WHAT IS NEEDED ▸
Pick out every row below that contains the string "legend" and copy each of those rows in full. Case matters when matching.

——

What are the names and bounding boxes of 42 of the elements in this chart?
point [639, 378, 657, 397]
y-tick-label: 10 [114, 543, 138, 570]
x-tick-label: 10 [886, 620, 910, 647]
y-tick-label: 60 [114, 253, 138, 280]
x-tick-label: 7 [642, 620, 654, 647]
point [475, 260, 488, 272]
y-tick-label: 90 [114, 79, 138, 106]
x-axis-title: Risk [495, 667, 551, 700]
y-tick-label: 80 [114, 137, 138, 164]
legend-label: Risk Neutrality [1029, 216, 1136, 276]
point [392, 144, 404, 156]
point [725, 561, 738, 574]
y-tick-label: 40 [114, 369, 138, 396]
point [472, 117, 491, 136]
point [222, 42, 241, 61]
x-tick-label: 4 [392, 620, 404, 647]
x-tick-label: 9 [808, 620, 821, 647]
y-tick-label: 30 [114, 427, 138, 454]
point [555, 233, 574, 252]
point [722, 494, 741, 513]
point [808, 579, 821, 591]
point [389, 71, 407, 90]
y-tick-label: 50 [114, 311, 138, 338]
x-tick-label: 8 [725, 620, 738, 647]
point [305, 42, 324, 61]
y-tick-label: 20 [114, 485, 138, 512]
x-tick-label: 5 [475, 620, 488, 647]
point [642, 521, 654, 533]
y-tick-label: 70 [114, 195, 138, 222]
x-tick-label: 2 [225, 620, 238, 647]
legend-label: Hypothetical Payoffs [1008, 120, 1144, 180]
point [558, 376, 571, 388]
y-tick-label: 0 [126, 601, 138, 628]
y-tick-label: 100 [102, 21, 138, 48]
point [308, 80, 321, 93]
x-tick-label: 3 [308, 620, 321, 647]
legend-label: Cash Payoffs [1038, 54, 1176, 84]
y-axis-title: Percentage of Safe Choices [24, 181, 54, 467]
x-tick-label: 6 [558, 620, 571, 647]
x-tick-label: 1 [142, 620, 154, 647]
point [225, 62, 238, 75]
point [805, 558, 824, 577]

——

SOLUTION ▸
legend-label: Risk Neutrality [1029, 216, 1136, 276]
legend-label: Hypothetical Payoffs [1008, 120, 1144, 180]
legend-label: Cash Payoffs [1038, 54, 1176, 84]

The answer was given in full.